[DIRECTIONS FOR THIS TASK]
Can you quote exactly the stretch of lines from the one with "Convert this document image to plain text." through the final line of the material, both ends included?

[DATA SUPPLIED]
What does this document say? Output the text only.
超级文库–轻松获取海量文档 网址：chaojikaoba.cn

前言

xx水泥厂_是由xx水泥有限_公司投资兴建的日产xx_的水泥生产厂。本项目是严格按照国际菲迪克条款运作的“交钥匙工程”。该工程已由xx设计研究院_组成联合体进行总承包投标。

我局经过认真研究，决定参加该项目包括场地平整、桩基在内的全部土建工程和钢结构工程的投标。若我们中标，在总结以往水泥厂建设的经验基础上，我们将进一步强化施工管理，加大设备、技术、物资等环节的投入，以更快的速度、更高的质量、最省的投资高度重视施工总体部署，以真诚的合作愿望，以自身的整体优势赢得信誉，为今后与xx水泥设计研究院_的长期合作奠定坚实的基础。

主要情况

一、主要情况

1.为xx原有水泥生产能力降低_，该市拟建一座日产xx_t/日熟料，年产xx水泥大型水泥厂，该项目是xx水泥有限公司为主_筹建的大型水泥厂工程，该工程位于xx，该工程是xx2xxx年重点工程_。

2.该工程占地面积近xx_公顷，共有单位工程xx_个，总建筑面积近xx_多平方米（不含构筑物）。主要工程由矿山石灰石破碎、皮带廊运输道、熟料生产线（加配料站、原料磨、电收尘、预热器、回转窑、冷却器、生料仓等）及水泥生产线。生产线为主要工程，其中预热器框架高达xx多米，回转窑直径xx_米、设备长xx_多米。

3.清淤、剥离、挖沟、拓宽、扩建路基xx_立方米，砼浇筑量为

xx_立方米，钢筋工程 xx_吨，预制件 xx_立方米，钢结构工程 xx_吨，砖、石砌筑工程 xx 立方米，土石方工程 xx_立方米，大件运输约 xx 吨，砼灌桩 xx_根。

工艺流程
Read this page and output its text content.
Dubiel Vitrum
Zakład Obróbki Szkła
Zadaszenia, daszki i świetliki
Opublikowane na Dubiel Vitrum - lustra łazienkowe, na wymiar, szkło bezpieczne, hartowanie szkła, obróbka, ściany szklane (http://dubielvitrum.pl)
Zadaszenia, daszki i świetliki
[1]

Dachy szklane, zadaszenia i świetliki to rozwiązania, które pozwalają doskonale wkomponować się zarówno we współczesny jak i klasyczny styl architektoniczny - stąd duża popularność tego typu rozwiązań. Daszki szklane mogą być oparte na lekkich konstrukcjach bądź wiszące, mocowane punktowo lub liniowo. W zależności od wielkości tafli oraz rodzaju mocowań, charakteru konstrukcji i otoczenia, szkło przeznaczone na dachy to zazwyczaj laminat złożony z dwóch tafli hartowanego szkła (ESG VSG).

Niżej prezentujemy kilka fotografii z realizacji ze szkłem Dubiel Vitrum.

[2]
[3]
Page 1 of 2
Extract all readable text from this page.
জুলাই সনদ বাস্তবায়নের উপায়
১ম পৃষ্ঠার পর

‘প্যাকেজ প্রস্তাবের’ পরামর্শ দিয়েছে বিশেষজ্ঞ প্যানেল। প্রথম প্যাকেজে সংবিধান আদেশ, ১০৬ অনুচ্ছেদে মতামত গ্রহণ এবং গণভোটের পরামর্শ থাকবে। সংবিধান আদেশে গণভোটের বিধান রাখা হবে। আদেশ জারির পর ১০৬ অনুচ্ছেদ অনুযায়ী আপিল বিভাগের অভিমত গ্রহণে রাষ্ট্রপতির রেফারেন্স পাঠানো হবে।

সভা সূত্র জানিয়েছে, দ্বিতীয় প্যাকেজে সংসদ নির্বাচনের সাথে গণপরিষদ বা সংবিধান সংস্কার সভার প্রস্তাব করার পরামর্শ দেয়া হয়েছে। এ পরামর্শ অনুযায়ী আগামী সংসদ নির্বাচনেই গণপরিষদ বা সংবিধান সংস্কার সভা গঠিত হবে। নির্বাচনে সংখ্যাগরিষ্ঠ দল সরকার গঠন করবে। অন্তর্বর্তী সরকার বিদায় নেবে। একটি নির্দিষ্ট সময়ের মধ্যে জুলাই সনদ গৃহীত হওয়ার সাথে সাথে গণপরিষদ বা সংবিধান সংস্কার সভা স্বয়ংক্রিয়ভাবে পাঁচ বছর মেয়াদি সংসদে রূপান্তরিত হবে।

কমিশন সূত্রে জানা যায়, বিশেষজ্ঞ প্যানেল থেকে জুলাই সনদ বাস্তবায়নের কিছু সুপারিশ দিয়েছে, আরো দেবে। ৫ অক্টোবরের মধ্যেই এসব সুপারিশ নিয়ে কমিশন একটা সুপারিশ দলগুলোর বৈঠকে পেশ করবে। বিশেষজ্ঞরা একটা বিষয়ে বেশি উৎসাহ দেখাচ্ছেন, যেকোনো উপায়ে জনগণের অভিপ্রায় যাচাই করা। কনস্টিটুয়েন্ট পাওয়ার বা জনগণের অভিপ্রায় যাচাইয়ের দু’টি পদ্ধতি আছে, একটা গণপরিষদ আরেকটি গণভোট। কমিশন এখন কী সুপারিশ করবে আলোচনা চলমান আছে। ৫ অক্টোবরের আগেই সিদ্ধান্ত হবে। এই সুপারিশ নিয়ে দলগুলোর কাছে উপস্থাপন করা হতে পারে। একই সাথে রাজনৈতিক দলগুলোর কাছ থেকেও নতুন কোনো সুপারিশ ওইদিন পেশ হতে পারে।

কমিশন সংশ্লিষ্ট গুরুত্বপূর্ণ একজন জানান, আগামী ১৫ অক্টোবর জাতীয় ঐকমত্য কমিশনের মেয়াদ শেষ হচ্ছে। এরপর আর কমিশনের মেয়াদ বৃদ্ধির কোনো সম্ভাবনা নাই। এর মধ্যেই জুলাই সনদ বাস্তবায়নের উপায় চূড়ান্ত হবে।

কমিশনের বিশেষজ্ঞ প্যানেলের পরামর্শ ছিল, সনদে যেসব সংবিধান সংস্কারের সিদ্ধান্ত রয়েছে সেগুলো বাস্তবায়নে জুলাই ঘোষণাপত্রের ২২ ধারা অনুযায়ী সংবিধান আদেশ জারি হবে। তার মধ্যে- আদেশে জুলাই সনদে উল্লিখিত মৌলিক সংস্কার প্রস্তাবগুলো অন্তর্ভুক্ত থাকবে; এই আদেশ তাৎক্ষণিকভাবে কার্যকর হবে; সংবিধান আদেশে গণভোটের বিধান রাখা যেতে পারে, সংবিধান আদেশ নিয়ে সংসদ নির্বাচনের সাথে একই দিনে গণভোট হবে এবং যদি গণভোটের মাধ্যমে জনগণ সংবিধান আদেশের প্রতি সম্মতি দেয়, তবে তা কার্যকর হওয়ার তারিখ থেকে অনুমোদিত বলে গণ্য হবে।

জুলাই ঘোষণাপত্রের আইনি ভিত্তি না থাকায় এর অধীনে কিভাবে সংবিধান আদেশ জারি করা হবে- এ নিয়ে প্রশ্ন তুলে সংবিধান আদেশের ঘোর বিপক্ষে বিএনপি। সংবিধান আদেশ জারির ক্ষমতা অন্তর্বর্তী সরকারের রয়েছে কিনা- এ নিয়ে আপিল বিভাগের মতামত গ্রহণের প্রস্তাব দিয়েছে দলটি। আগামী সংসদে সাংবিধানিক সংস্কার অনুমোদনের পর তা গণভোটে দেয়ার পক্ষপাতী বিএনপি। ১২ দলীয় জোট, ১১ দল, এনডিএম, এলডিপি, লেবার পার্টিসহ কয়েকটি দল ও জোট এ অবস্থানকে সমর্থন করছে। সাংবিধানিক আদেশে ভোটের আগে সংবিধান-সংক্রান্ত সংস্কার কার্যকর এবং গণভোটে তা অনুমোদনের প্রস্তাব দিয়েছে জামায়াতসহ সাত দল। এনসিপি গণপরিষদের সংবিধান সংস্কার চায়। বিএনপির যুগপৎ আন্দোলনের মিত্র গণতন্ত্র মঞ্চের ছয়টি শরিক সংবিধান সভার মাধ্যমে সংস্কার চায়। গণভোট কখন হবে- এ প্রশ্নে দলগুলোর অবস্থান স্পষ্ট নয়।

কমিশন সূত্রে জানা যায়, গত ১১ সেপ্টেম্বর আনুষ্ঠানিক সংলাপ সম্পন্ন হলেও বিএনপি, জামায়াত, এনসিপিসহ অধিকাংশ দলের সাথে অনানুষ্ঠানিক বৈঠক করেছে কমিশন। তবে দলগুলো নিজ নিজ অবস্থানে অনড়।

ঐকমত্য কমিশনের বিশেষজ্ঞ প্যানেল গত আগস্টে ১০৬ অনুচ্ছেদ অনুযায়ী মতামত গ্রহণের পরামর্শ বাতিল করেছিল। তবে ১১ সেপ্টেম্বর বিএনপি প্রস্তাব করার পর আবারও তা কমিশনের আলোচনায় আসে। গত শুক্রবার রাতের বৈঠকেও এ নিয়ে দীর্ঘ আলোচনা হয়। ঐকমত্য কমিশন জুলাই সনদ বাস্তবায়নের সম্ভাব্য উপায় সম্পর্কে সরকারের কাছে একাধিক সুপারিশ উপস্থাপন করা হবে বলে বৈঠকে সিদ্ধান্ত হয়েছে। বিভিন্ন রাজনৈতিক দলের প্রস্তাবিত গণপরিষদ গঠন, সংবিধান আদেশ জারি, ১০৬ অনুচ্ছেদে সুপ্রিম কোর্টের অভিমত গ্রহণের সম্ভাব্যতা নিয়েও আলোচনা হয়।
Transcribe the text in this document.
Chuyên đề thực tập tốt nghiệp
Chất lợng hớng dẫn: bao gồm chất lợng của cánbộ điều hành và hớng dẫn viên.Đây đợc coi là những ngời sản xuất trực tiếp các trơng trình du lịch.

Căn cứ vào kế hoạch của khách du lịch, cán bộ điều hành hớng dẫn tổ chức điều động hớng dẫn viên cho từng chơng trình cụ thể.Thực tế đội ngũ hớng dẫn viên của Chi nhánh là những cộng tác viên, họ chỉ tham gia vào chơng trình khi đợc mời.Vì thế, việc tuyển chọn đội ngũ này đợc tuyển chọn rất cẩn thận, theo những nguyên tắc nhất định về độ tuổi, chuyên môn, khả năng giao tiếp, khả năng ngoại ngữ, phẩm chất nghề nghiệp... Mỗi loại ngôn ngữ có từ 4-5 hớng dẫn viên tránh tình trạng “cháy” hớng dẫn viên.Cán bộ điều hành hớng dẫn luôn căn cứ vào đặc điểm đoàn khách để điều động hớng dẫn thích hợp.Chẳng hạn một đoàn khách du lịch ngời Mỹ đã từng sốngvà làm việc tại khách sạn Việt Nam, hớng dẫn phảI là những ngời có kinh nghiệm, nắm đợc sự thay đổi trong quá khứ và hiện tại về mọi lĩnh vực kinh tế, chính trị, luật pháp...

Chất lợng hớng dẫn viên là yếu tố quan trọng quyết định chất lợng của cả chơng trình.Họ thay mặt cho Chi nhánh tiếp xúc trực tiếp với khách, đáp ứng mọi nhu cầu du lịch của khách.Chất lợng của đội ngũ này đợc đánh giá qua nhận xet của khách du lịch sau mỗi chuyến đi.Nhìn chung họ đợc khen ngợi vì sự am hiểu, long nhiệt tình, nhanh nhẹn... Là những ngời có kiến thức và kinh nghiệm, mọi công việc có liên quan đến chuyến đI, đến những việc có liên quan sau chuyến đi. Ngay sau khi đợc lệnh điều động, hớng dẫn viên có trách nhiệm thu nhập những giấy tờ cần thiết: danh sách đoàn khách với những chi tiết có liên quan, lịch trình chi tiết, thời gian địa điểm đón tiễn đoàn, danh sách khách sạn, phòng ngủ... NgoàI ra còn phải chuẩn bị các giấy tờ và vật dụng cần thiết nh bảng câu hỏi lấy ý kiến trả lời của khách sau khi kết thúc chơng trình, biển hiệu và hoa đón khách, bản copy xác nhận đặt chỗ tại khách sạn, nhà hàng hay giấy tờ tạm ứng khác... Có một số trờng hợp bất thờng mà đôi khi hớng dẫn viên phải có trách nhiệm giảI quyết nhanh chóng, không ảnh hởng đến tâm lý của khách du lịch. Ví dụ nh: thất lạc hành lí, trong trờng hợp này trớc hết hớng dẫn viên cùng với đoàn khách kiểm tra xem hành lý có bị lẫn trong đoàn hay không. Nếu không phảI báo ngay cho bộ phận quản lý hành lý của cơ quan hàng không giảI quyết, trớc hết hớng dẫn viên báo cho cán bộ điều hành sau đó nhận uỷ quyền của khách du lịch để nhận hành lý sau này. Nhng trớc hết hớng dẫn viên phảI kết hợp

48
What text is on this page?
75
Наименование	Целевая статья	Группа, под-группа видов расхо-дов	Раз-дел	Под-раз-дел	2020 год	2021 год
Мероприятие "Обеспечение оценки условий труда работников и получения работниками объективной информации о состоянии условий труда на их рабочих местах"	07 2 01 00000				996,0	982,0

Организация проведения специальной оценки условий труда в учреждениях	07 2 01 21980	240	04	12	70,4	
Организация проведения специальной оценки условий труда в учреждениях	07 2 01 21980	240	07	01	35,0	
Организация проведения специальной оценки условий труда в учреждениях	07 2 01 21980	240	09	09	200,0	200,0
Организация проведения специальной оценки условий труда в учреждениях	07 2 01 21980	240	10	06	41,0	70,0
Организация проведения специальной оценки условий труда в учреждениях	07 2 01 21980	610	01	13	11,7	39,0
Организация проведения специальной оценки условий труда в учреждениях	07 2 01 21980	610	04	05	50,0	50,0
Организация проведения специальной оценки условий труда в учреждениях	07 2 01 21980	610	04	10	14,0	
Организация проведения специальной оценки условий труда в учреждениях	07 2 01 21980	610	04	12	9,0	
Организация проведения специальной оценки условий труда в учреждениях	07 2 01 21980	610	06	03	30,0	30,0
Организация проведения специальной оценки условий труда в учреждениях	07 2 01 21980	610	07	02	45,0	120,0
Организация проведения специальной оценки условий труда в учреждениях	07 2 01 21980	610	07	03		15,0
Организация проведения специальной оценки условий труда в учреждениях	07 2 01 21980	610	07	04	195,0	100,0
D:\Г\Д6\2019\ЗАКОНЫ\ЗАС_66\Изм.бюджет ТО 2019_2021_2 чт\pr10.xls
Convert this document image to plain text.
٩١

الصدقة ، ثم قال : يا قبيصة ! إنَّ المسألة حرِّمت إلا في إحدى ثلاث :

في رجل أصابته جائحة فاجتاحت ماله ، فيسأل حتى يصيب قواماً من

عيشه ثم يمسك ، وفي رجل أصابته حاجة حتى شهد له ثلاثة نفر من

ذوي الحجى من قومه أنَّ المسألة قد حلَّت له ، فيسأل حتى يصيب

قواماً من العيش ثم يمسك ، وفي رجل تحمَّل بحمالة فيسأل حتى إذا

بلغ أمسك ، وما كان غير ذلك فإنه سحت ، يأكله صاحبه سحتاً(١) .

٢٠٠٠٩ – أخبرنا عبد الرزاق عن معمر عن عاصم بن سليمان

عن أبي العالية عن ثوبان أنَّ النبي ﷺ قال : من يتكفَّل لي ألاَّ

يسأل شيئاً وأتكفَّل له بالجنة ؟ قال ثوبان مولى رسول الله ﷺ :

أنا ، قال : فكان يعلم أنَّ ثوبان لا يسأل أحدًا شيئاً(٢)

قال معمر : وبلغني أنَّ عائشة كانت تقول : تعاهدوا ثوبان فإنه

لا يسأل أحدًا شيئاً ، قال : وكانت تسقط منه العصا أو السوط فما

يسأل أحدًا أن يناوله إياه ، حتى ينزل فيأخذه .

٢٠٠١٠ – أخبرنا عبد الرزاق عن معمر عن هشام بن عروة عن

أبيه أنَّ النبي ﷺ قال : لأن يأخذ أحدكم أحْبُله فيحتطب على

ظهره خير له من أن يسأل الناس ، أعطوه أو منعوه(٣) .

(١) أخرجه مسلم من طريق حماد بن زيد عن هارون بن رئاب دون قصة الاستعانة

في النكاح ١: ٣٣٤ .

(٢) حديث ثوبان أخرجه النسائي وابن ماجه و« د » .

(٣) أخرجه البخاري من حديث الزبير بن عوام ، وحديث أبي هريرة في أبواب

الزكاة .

[SOLUTION]
Convert this document image to plain text.
٩١

الصدقة ، ثم قال : يا قبيصة ! إنَّ المسألة حرِّمت إلا في إحدى ثلاث :

في رجل أصابته جائحة فاجتاحت ماله ، فيسأل حتى يصيب قواماً من

عيشه ثم يمسك ، وفي رجل أصابته حاجة حتى شهد له ثلاثة نفر من

ذوي الحجى من قومه أنَّ المسألة قد حلَّت له ، فيسأل حتى يصيب

قواماً من العيش ثم يمسك ، وفي رجل تحمَّل بحمالة فيسأل حتى إذا

بلغ أمسك ، وما كان غير ذلك فإنه سحت ، يأكله صاحبه سحتاً(١) .

٢٠٠٠٩ – أخبرنا عبد الرزاق عن معمر عن عاصم بن سليمان

عن أبي العالية عن ثوبان أنَّ النبي ﷺ قال : من يتكفَّل لي ألاَّ

يسأل شيئاً وأتكفَّل له بالجنة ؟ قال ثوبان مولى رسول الله ﷺ :

أنا ، قال : فكان يعلم أنَّ ثوبان لا يسأل أحدًا شيئاً(٢)

قال معمر : وبلغني أنَّ عائشة كانت تقول : تعاهدوا ثوبان فإنه

لا يسأل أحدًا شيئاً ، قال : وكانت تسقط منه العصا أو السوط فما

يسأل أحدًا أن يناوله إياه ، حتى ينزل فيأخذه .

٢٠٠١٠ – أخبرنا عبد الرزاق عن معمر عن هشام بن عروة عن

أبيه أنَّ النبي ﷺ قال : لأن يأخذ أحدكم أحْبُله فيحتطب على

ظهره خير له من أن يسأل الناس ، أعطوه أو منعوه(٣) .

(١) أخرجه مسلم من طريق حماد بن زيد عن هارون بن رئاب دون قصة الاستعانة

في النكاح ١: ٣٣٤ .

(٢) حديث ثوبان أخرجه النسائي وابن ماجه و« د » .

(٣) أخرجه البخاري من حديث الزبير بن عوام ، وحديث أبي هريرة في أبواب

الزكاة .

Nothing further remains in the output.